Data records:
>> begin

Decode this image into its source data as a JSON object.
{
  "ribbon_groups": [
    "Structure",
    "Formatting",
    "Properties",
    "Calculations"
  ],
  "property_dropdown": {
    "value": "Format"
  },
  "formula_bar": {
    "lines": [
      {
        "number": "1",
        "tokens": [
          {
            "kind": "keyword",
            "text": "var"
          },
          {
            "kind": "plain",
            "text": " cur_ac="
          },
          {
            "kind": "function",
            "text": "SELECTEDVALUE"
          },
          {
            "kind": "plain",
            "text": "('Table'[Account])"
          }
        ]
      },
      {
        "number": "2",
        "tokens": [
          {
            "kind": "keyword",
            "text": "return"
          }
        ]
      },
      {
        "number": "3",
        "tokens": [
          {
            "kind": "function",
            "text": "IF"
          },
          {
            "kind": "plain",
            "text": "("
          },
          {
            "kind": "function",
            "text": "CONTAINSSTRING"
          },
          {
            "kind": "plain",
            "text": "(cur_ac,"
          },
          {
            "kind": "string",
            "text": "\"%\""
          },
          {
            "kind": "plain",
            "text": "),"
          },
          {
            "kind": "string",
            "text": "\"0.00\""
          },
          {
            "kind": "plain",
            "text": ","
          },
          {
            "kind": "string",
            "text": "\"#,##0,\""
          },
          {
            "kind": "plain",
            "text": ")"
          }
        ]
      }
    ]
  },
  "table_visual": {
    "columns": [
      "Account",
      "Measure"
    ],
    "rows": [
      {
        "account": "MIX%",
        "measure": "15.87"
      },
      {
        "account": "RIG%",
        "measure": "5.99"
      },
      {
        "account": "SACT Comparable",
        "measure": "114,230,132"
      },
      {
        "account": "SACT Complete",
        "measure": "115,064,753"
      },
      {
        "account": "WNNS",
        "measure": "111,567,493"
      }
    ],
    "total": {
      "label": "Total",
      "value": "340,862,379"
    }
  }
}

>> end

_Prompt_: All of the entries need to be reproduced exactly; please write them out.

_The completed task_:
Decode this image into its source data as a JSON object.
{
  "ribbon_groups": [
    "Structure",
    "Formatting",
    "Properties",
    "Calculations"
  ],
  "property_dropdown": {
    "value": "Format"
  },
  "formula_bar": {
    "lines": [
      {
        "number": "1",
        "tokens": [
          {
            "kind": "keyword",
            "text": "var"
          },
          {
            "kind": "plain",
            "text": " cur_ac="
          },
          {
            "kind": "function",
            "text": "SELECTEDVALUE"
          },
          {
            "kind": "plain",
            "text": "('Table'[Account])"
          }
        ]
      },
      {
        "number": "2",
        "tokens": [
          {
            "kind": "keyword",
            "text": "return"
          }
        ]
      },
      {
        "number": "3",
        "tokens": [
          {
            "kind": "function",
            "text": "IF"
          },
          {
            "kind": "plain",
            "text": "("
          },
          {
            "kind": "function",
            "text": "CONTAINSSTRING"
          },
          {
            "kind": "plain",
            "text": "(cur_ac,"
          },
          {
            "kind": "string",
            "text": "\"%\""
          },
          {
            "kind": "plain",
            "text": "),"
          },
          {
            "kind": "string",
            "text": "\"0.00\""
          },
          {
            "kind": "plain",
            "text": ","
          },
          {
            "kind": "string",
            "text": "\"#,##0,\""
          },
          {
            "kind": "plain",
            "text": ")"
          }
        ]
      }
    ]
  },
  "table_visual": {
    "columns": [
      "Account",
      "Measure"
    ],
    "rows": [
      {
        "account": "MIX%",
        "measure": "15.87"
      },
      {
        "account": "RIG%",
        "measure": "5.99"
      },
      {
        "account": "SACT Comparable",
        "measure": "114,230,132"
      },
      {
        "account": "SACT Complete",
        "measure": "115,064,753"
      },
      {
        "account": "WNNS",
        "measure": "111,567,493"
      }
    ],
    "total": {
      "label": "Total",
      "value": "340,862,379"
    }
  }
}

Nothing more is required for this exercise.